[Start of WORKING DATA]

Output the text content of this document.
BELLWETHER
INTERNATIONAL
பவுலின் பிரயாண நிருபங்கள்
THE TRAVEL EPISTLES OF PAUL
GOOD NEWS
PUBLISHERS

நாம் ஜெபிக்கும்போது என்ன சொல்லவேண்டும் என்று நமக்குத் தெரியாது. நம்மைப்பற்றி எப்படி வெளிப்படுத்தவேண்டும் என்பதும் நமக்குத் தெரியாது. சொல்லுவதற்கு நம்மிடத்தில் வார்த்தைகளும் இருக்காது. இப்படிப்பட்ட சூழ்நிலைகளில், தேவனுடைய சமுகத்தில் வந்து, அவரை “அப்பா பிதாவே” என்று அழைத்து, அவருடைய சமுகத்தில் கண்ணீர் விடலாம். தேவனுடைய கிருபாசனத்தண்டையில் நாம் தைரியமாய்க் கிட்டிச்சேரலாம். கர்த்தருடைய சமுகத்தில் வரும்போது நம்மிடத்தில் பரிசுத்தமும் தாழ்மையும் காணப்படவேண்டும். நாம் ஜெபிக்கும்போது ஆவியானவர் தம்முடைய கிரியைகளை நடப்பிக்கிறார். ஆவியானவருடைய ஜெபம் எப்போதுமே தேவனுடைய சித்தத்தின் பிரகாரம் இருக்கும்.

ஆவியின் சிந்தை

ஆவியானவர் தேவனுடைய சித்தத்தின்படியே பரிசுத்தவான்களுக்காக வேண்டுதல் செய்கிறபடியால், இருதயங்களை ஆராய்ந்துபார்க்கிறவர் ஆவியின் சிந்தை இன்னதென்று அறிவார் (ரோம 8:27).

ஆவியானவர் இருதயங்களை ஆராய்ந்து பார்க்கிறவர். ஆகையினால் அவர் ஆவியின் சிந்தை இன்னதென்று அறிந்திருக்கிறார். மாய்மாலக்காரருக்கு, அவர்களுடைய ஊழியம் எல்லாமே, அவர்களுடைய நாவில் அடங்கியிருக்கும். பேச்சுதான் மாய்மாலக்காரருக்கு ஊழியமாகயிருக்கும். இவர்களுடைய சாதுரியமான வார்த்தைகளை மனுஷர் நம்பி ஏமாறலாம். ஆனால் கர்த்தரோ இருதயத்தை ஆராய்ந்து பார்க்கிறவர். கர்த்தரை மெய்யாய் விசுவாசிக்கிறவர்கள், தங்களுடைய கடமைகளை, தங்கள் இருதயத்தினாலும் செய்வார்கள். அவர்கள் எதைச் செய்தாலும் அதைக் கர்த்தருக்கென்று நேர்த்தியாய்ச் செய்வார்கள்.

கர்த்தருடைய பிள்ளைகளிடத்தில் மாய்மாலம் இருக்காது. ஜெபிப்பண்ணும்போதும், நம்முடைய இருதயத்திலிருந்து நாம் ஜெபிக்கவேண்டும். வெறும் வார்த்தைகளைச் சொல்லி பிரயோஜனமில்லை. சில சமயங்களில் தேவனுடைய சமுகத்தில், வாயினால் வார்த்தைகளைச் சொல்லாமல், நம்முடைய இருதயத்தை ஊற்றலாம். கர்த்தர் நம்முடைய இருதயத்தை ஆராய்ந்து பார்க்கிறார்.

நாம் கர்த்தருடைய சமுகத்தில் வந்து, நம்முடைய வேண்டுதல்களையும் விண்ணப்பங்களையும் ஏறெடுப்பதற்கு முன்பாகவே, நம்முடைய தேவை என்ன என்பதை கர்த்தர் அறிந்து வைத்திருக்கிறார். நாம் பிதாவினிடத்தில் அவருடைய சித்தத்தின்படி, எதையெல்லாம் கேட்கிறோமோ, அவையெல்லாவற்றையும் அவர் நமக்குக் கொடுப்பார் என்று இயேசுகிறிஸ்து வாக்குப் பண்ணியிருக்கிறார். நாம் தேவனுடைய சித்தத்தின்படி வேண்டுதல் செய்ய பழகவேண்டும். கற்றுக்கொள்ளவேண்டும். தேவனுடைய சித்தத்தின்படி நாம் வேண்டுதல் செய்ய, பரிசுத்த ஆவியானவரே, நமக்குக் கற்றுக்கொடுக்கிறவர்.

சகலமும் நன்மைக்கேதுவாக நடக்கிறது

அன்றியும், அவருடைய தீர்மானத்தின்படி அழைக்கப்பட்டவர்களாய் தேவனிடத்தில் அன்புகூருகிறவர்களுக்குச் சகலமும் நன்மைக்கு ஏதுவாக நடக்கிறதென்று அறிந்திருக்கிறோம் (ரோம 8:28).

[End of WORKING DATA]

**WHAT YOU NEED TO DO**
Copy each line above that contains the word "சகலம".

**RESULT OF THE EXERCISE**
சகலமும் நன்மைக்கேதுவாக நடக்கிறது
அன்றியும், அவருடைய தீர்மானத்தின்படி அழைக்கப்பட்டவர்களாய் தேவனிடத்தில் அன்புகூருகிறவர்களுக்குச் சகலமும் நன்மைக்கு ஏதுவாக நடக்கிறதென்று அறிந்திருக்கிறோம் (ரோம 8:28).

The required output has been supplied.